**Instructions:**
A. Print, word for word, the stretch of the letter exchange with Phillip Adams from "Regretfully, Phillip Adams." through "what do I get?".
B. Write what follows next in the letter exchange with Phillip Adams, picking up after its final sentence.

**Selected excerpt:**
Phillip Adams, Newspaper columnist and radio broadcaster.
If only you had asked me something simple. If only the corpse had had, for example, a daisy shoved up his bum. That would be simple.
But the iconography of the lily is as lost on me as it is on you. True, the lily has had a long association with mortality. Bust Christ only knows why.
If Richard is like my kids, it will take him forever to tidy his room. So we're probably both off the hook.
Would he like to know why the Greeks called the pyramids and obelisk the obelisk? I know the answer to that and it is quite funny.
Regretfully, Phillip Adams.
Bastard! I couldn't let that go.
You're a dirty rat, you know!
I write to you, brimful of hope that you, the cavalry, can rescue the beleaguered troops from the lily waving hordes and what do I get?
Obelisks! Egyptian newspapers! The Daily Granite.
There I was up to my fetlocks in lilies, barely staying afloat and you throw me a basalt billboard. You are a worry, Mr Adams.

**Records supplied:**
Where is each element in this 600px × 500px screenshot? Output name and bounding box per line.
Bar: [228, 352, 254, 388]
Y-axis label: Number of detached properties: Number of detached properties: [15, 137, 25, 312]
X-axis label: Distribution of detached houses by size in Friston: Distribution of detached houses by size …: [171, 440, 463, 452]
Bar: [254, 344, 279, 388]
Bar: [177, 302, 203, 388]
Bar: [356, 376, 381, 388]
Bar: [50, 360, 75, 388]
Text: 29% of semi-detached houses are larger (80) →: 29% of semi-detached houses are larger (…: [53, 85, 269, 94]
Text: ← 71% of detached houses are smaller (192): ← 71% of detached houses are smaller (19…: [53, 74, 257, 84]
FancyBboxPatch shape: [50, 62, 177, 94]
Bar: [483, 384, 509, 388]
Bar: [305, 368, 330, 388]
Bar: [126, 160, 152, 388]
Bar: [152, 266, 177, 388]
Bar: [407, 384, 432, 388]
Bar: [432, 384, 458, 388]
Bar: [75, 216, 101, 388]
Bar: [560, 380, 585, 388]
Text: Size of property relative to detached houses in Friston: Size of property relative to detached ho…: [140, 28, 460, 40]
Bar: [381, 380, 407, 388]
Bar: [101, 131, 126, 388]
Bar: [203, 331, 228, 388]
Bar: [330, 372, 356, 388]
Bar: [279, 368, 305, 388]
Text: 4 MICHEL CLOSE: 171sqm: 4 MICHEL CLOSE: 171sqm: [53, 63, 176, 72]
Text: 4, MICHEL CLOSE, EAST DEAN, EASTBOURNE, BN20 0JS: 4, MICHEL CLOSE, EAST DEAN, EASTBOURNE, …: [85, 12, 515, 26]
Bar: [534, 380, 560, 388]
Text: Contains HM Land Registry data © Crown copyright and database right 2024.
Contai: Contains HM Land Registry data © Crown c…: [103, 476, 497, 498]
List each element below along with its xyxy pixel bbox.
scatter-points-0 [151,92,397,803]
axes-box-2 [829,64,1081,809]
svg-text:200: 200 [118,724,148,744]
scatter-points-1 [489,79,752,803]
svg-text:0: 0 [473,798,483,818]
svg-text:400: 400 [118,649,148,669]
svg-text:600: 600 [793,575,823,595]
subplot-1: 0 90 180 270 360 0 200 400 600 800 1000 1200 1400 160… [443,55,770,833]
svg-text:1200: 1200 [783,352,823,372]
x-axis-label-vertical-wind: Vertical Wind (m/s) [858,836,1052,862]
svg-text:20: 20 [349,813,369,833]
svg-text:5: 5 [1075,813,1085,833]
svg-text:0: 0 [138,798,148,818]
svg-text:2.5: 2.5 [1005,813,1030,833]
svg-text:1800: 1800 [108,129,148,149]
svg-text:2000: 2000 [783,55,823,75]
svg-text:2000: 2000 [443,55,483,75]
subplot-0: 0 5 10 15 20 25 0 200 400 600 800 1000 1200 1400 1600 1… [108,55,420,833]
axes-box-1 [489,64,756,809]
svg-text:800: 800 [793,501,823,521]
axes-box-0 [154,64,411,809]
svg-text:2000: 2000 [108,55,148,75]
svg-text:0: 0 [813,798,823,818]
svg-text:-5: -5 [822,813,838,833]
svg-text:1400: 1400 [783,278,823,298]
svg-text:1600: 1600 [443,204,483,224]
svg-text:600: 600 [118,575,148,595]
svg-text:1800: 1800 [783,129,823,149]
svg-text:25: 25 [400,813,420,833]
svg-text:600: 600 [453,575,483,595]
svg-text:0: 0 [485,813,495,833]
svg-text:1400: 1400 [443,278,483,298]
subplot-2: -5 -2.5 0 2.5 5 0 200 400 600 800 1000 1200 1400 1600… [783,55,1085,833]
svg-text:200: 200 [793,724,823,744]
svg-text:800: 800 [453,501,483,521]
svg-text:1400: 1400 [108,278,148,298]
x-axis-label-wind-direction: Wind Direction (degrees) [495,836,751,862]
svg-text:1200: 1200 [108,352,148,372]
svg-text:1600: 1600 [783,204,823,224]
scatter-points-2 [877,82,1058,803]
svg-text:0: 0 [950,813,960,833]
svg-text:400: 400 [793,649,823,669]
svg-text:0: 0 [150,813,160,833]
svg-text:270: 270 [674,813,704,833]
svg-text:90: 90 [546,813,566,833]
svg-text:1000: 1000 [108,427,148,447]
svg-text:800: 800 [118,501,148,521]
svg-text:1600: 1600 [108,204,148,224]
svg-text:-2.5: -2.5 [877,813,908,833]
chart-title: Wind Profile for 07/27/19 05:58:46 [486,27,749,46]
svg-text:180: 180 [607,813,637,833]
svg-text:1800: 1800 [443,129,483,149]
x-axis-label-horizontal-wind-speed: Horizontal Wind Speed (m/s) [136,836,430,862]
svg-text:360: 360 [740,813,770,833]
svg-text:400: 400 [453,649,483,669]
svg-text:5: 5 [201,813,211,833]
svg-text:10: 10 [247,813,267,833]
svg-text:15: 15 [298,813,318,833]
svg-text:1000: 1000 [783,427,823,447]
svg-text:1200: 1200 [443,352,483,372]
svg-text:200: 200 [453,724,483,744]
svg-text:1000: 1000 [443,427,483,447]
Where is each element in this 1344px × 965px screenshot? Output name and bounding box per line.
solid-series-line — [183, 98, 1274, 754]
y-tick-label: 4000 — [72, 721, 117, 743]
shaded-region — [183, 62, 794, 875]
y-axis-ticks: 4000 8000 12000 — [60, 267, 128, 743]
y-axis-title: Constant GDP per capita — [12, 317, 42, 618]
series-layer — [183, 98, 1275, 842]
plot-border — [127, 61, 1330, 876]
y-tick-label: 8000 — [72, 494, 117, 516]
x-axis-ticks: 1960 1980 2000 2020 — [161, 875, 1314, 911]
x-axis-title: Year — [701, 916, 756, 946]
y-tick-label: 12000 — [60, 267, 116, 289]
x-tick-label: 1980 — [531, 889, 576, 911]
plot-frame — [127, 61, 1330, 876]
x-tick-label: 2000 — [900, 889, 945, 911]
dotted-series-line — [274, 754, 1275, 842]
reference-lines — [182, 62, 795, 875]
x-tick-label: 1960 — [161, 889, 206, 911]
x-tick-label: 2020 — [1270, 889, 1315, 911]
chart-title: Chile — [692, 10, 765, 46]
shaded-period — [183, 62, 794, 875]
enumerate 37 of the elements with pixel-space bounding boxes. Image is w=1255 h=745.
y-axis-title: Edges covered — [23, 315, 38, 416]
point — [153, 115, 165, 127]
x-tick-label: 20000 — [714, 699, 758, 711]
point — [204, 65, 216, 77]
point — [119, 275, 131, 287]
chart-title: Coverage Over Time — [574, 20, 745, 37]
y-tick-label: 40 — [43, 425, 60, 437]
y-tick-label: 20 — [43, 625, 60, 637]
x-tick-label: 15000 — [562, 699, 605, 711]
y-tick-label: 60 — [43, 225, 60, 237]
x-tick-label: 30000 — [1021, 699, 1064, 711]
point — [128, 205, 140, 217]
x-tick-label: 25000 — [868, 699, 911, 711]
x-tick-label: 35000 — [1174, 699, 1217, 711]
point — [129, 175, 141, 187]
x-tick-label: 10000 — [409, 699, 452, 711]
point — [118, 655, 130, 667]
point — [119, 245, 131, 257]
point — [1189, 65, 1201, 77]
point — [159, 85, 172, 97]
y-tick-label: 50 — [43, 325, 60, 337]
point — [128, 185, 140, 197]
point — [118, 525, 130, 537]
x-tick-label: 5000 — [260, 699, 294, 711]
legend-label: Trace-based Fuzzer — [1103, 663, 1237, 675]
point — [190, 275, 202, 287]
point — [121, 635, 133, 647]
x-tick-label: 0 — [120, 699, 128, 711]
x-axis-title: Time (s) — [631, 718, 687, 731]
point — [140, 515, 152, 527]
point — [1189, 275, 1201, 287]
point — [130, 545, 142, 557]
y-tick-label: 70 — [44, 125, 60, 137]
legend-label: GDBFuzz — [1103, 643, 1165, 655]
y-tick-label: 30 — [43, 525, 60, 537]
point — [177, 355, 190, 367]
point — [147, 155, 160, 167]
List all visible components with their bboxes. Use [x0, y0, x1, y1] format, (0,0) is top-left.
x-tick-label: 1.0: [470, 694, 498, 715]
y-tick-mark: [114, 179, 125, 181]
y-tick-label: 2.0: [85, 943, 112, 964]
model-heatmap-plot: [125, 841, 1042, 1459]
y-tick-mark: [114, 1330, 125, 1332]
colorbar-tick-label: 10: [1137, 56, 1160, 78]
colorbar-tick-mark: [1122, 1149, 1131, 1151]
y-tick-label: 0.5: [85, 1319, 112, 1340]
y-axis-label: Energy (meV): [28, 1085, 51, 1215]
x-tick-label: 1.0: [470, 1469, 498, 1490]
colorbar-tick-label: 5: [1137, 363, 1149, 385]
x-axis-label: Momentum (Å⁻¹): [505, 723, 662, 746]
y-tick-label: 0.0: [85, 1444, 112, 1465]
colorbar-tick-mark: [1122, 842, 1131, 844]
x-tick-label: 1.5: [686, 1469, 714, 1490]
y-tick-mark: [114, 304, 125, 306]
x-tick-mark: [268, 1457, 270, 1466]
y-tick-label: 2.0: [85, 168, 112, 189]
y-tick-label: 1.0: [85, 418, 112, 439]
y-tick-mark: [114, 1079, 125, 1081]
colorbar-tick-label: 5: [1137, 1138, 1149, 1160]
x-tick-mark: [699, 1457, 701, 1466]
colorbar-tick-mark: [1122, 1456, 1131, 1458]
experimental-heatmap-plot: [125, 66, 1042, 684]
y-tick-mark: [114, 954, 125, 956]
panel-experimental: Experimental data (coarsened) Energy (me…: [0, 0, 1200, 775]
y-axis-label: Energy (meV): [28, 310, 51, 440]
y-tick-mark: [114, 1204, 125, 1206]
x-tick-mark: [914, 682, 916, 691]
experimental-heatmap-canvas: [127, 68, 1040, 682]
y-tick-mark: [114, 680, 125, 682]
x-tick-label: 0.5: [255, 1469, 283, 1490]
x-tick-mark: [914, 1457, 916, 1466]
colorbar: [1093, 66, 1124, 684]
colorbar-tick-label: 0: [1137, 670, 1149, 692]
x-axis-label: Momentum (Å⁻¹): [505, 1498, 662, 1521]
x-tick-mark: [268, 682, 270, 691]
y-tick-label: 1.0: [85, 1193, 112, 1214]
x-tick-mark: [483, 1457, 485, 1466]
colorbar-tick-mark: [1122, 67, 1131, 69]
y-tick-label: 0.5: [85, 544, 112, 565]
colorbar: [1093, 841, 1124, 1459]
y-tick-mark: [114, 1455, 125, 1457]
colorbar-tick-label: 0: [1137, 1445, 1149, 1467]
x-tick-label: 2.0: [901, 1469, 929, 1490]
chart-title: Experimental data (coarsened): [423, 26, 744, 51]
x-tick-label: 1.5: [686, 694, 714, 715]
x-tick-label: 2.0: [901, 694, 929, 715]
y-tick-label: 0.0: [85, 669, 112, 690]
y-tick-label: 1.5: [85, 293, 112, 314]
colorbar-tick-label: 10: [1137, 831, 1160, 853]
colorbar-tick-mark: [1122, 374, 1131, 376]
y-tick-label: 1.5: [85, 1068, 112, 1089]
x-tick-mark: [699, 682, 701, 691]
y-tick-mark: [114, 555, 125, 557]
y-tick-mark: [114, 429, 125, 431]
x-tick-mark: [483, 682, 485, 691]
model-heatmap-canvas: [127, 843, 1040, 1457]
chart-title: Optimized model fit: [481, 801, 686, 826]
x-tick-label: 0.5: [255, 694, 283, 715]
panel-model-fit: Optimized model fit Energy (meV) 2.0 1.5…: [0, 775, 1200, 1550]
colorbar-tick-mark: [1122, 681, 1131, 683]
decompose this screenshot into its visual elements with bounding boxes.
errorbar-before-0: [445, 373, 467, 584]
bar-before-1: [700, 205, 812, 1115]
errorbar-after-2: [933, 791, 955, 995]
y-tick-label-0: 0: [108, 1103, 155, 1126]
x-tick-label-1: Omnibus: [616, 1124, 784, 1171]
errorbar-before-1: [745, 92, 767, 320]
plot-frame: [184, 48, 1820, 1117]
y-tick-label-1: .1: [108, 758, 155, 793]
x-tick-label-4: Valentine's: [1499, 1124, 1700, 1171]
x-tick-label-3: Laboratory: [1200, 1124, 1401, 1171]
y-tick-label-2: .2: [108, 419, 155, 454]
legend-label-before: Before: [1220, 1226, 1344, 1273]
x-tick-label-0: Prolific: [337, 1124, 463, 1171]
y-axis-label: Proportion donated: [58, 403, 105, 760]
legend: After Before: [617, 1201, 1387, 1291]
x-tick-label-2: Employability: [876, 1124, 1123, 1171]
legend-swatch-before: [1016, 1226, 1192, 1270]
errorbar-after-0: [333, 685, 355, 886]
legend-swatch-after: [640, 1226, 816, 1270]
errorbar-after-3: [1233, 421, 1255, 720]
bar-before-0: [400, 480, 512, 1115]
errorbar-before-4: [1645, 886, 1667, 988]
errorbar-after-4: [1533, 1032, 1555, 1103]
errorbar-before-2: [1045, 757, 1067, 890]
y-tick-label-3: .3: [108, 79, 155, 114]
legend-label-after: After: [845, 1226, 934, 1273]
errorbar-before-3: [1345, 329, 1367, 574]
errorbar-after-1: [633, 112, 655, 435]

**Responses to the tasks:**
A.
Regretfully, Phillip Adams.
Bastard! I couldn't let that go.
You're a dirty rat, you know!
I write to you, brimful of hope that you, the cavalry, can rescue the beleaguered troops from the lily waving hordes and what do I get?

B.
But now curiosity has got the better of me...
Obelisk? Is it Greek for red herring?
Nevermind, I give up; why did the Greeks call the pyramids and obelisk, the obelisk?
Yours in shock...
And the answer came...
When the Greeks arrived in ancient Egypt to take the place over, they refused to be awed. So they called the giant tombs near Cairo 'pyramids' after the little buns you could buy in the Athens street markets. Obelisk, similarly, was a piece of nose-thumbing, meaning a kitchen skewer. They also went "baa baa" at the Egyptians, mocking their language. From whence comes barbarian.
OK, it's not much. But I wanted to make amends for my failure re the lily.